• _GOAL OF THE EXERCISE_
Each line that follows is to be retyped exactly.

Saved entries
▼

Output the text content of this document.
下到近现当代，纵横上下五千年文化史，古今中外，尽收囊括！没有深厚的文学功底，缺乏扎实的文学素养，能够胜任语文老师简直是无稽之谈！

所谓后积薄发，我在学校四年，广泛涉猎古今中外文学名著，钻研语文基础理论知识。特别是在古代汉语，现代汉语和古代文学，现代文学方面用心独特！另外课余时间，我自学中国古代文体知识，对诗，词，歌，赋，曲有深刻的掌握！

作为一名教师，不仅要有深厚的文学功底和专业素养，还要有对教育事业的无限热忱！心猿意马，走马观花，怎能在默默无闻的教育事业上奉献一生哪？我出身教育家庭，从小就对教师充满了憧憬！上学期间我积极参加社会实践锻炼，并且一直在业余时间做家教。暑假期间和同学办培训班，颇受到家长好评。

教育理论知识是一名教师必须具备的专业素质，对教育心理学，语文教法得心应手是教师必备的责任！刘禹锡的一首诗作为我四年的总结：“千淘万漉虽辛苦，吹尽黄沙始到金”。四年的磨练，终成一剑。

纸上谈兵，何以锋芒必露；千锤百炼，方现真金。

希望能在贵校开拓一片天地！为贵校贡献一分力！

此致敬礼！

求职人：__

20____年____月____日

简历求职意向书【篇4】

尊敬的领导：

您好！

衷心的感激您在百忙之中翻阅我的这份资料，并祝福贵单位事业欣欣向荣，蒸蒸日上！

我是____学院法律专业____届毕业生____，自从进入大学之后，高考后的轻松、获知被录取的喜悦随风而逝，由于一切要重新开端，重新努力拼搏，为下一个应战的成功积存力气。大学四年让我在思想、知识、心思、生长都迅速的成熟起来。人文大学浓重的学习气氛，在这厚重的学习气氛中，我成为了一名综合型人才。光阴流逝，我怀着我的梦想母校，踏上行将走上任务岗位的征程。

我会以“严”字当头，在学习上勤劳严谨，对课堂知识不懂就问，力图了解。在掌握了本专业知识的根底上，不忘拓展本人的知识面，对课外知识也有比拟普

▲

• _THE ANSWER_
Output the text content of this document.
下到近现当代，纵横上下五千年文化史，古今中外，尽收囊括！没有深厚的文学功底，缺乏扎实的文学素养，能够胜任语文老师简直是无稽之谈！

所谓后积薄发，我在学校四年，广泛涉猎古今中外文学名著，钻研语文基础理论知识。特别是在古代汉语，现代汉语和古代文学，现代文学方面用心独特！另外课余时间，我自学中国古代文体知识，对诗，词，歌，赋，曲有深刻的掌握！

作为一名教师，不仅要有深厚的文学功底和专业素养，还要有对教育事业的无限热忱！心猿意马，走马观花，怎能在默默无闻的教育事业上奉献一生哪？我出身教育家庭，从小就对教师充满了憧憬！上学期间我积极参加社会实践锻炼，并且一直在业余时间做家教。暑假期间和同学办培训班，颇受到家长好评。

教育理论知识是一名教师必须具备的专业素质，对教育心理学，语文教法得心应手是教师必备的责任！刘禹锡的一首诗作为我四年的总结：“千淘万漉虽辛苦，吹尽黄沙始到金”。四年的磨练，终成一剑。

纸上谈兵，何以锋芒必露；千锤百炼，方现真金。

希望能在贵校开拓一片天地！为贵校贡献一分力！

此致敬礼！

求职人：__

20____年____月____日

简历求职意向书【篇4】

尊敬的领导：

您好！

衷心的感激您在百忙之中翻阅我的这份资料，并祝福贵单位事业欣欣向荣，蒸蒸日上！

我是____学院法律专业____届毕业生____，自从进入大学之后，高考后的轻松、获知被录取的喜悦随风而逝，由于一切要重新开端，重新努力拼搏，为下一个应战的成功积存力气。大学四年让我在思想、知识、心思、生长都迅速的成熟起来。人文大学浓重的学习气氛，在这厚重的学习气氛中，我成为了一名综合型人才。光阴流逝，我怀着我的梦想母校，踏上行将走上任务岗位的征程。

我会以“严”字当头，在学习上勤劳严谨，对课堂知识不懂就问，力图了解。在掌握了本专业知识的根底上，不忘拓展本人的知识面，对课外知识也有比拟普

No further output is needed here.